*DATA PROVIDED*
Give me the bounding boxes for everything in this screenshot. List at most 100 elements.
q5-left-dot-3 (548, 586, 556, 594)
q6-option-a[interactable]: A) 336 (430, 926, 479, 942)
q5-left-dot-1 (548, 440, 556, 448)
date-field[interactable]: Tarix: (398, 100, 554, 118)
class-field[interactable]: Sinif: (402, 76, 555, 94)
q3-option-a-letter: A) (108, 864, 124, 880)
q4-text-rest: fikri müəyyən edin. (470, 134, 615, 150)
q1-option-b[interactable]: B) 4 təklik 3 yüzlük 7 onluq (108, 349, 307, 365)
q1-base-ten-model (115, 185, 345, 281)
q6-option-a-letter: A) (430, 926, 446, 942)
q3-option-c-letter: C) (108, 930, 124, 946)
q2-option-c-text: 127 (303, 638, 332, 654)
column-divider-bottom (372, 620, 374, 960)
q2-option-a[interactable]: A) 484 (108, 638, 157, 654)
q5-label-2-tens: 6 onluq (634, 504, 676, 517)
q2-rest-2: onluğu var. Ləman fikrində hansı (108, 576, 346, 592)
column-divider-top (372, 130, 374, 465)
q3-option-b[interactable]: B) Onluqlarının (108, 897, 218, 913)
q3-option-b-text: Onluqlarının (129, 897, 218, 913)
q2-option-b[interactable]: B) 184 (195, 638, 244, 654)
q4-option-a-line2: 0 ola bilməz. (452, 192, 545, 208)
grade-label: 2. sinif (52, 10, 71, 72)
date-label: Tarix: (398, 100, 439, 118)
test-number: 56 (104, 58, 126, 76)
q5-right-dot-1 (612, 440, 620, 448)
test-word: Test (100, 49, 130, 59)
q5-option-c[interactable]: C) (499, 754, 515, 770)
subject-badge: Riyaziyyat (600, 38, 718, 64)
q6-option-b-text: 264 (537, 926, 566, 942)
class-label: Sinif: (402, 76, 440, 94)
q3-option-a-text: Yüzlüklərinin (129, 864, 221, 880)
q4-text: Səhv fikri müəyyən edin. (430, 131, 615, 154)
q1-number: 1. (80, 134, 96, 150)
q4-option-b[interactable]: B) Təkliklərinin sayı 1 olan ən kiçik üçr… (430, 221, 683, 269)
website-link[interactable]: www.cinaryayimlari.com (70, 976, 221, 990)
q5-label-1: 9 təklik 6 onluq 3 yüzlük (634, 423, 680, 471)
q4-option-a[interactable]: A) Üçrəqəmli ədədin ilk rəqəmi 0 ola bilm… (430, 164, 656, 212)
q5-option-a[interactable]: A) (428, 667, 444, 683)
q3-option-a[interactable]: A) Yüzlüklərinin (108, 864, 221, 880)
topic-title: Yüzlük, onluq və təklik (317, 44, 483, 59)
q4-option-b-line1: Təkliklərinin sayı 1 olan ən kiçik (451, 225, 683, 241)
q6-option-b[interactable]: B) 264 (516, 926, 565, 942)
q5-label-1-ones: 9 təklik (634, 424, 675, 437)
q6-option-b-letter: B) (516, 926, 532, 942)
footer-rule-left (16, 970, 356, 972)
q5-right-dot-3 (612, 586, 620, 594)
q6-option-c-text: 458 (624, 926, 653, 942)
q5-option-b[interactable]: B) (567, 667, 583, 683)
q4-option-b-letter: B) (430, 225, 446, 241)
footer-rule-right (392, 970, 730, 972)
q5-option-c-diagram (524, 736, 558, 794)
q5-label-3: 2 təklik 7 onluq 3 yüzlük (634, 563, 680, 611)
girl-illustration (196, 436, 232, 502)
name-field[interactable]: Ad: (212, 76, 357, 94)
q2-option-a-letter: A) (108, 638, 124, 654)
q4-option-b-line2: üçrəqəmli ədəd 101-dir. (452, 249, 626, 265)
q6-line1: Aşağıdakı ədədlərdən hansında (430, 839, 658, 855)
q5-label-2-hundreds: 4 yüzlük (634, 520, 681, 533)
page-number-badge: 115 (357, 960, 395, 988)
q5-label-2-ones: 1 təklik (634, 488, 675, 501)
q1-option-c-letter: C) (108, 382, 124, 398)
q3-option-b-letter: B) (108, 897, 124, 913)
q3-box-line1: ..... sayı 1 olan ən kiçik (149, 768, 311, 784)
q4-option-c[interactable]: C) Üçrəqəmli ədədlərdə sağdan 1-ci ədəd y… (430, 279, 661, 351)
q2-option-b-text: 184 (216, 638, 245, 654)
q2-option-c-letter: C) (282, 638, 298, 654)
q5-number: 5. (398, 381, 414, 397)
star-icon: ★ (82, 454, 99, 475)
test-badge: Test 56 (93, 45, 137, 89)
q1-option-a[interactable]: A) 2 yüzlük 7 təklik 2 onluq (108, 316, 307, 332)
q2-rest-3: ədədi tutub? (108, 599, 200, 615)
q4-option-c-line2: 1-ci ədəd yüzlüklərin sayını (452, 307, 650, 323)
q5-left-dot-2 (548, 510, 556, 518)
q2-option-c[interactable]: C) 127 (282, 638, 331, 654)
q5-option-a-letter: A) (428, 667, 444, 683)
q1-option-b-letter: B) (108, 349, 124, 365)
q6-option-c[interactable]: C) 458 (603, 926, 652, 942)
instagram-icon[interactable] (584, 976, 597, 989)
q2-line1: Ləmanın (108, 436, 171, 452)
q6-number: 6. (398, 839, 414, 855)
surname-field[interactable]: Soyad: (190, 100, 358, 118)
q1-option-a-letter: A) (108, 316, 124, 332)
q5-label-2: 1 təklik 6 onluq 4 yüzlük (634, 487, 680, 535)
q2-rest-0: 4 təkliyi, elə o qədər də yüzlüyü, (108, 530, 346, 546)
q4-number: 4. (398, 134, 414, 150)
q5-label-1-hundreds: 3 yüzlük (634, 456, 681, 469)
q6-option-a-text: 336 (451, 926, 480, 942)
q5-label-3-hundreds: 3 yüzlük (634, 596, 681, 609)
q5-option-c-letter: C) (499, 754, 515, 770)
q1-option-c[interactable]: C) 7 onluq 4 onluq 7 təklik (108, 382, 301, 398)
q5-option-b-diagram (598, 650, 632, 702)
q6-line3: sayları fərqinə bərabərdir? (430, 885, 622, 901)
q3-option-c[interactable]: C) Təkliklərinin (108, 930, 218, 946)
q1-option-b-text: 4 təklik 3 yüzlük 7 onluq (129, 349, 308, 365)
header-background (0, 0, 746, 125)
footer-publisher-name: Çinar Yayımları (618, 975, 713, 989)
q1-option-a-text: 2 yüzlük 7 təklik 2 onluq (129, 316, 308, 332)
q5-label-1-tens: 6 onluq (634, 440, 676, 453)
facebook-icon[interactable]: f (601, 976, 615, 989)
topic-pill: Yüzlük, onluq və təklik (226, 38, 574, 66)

*AIM*
Reproduce every one of the lines above word for word, with nothing changed.

*RESULT OF THIS EXERCISE*
Give me the bounding boxes for everything in this screenshot. List at most 100 elements.
q5-left-dot-3 (548, 586, 556, 594)
q6-option-a[interactable]: A) 336 (430, 926, 479, 942)
q5-left-dot-1 (548, 440, 556, 448)
date-field[interactable]: Tarix: (398, 100, 554, 118)
class-field[interactable]: Sinif: (402, 76, 555, 94)
q3-option-a-letter: A) (108, 864, 124, 880)
q4-text-rest: fikri müəyyən edin. (470, 134, 615, 150)
q1-option-b[interactable]: B) 4 təklik 3 yüzlük 7 onluq (108, 349, 307, 365)
q1-base-ten-model (115, 185, 345, 281)
q6-option-a-letter: A) (430, 926, 446, 942)
q3-option-c-letter: C) (108, 930, 124, 946)
q2-option-c-text: 127 (303, 638, 332, 654)
column-divider-bottom (372, 620, 374, 960)
q2-option-a[interactable]: A) 484 (108, 638, 157, 654)
q5-label-2-tens: 6 onluq (634, 504, 676, 517)
q2-rest-2: onluğu var. Ləman fikrində hansı (108, 576, 346, 592)
column-divider-top (372, 130, 374, 465)
q3-option-b[interactable]: B) Onluqlarının (108, 897, 218, 913)
q3-option-b-text: Onluqlarının (129, 897, 218, 913)
q2-option-b[interactable]: B) 184 (195, 638, 244, 654)
q4-option-a-line2: 0 ola bilməz. (452, 192, 545, 208)
grade-label: 2. sinif (52, 10, 71, 72)
date-label: Tarix: (398, 100, 439, 118)
test-number: 56 (104, 58, 126, 76)
q5-right-dot-1 (612, 440, 620, 448)
test-word: Test (100, 49, 130, 59)
q5-option-c[interactable]: C) (499, 754, 515, 770)
subject-badge: Riyaziyyat (600, 38, 718, 64)
q6-option-b-text: 264 (537, 926, 566, 942)
class-label: Sinif: (402, 76, 440, 94)
q3-option-a-text: Yüzlüklərinin (129, 864, 221, 880)
q4-text: Səhv fikri müəyyən edin. (430, 131, 615, 154)
q1-number: 1. (80, 134, 96, 150)
q4-option-b[interactable]: B) Təkliklərinin sayı 1 olan ən kiçik üçr… (430, 221, 683, 269)
website-link[interactable]: www.cinaryayimlari.com (70, 976, 221, 990)
q5-label-1: 9 təklik 6 onluq 3 yüzlük (634, 423, 680, 471)
q4-option-a[interactable]: A) Üçrəqəmli ədədin ilk rəqəmi 0 ola bilm… (430, 164, 656, 212)
q5-option-a[interactable]: A) (428, 667, 444, 683)
q3-option-a[interactable]: A) Yüzlüklərinin (108, 864, 221, 880)
topic-title: Yüzlük, onluq və təklik (317, 44, 483, 59)
q4-option-b-line1: Təkliklərinin sayı 1 olan ən kiçik (451, 225, 683, 241)
q6-option-b[interactable]: B) 264 (516, 926, 565, 942)
q5-label-1-ones: 9 təklik (634, 424, 675, 437)
q6-option-b-letter: B) (516, 926, 532, 942)
footer-rule-left (16, 970, 356, 972)
q5-right-dot-3 (612, 586, 620, 594)
q6-option-c-text: 458 (624, 926, 653, 942)
q5-option-b[interactable]: B) (567, 667, 583, 683)
q4-option-b-letter: B) (430, 225, 446, 241)
footer-rule-right (392, 970, 730, 972)
q5-option-c-diagram (524, 736, 558, 794)
q5-label-3: 2 təklik 7 onluq 3 yüzlük (634, 563, 680, 611)
girl-illustration (196, 436, 232, 502)
name-field[interactable]: Ad: (212, 76, 357, 94)
q2-option-a-letter: A) (108, 638, 124, 654)
q4-option-b-line2: üçrəqəmli ədəd 101-dir. (452, 249, 626, 265)
q6-line1: Aşağıdakı ədədlərdən hansında (430, 839, 658, 855)
q5-label-2-hundreds: 4 yüzlük (634, 520, 681, 533)
page-number-badge: 115 (357, 960, 395, 988)
q5-label-2-ones: 1 təklik (634, 488, 675, 501)
q1-option-c-letter: C) (108, 382, 124, 398)
q3-option-b-letter: B) (108, 897, 124, 913)
q3-box-line1: ..... sayı 1 olan ən kiçik (149, 768, 311, 784)
q4-option-c[interactable]: C) Üçrəqəmli ədədlərdə sağdan 1-ci ədəd y… (430, 279, 661, 351)
q2-option-b-text: 184 (216, 638, 245, 654)
q2-option-c-letter: C) (282, 638, 298, 654)
q5-number: 5. (398, 381, 414, 397)
star-icon: ★ (82, 454, 99, 475)
test-badge: Test 56 (93, 45, 137, 89)
q1-option-a[interactable]: A) 2 yüzlük 7 təklik 2 onluq (108, 316, 307, 332)
q2-rest-3: ədədi tutub? (108, 599, 200, 615)
q4-option-c-line2: 1-ci ədəd yüzlüklərin sayını (452, 307, 650, 323)
q5-left-dot-2 (548, 510, 556, 518)
q2-option-c[interactable]: C) 127 (282, 638, 331, 654)
q5-option-a-letter: A) (428, 667, 444, 683)
q1-option-b-letter: B) (108, 349, 124, 365)
q6-option-c[interactable]: C) 458 (603, 926, 652, 942)
instagram-icon[interactable] (584, 976, 597, 989)
q2-line1: Ləmanın (108, 436, 171, 452)
q6-number: 6. (398, 839, 414, 855)
surname-field[interactable]: Soyad: (190, 100, 358, 118)
q1-option-a-letter: A) (108, 316, 124, 332)
q5-label-2: 1 təklik 6 onluq 4 yüzlük (634, 487, 680, 535)
q2-rest-0: 4 təkliyi, elə o qədər də yüzlüyü, (108, 530, 346, 546)
q4-number: 4. (398, 134, 414, 150)
q5-label-1-hundreds: 3 yüzlük (634, 456, 681, 469)
q6-option-a-text: 336 (451, 926, 480, 942)
q5-label-3-hundreds: 3 yüzlük (634, 596, 681, 609)
q5-option-c-letter: C) (499, 754, 515, 770)
q1-option-c[interactable]: C) 7 onluq 4 onluq 7 təklik (108, 382, 301, 398)
q5-option-b-diagram (598, 650, 632, 702)
q6-line3: sayları fərqinə bərabərdir? (430, 885, 622, 901)
q3-option-c[interactable]: C) Təkliklərinin (108, 930, 218, 946)
q1-option-b-text: 4 təklik 3 yüzlük 7 onluq (129, 349, 308, 365)
header-background (0, 0, 746, 125)
footer-publisher-name: Çinar Yayımları (618, 975, 713, 989)
q1-option-a-text: 2 yüzlük 7 təklik 2 onluq (129, 316, 308, 332)
q5-label-1-tens: 6 onluq (634, 440, 676, 453)
facebook-icon[interactable]: f (601, 976, 615, 989)
topic-pill: Yüzlük, onluq və təklik (226, 38, 574, 66)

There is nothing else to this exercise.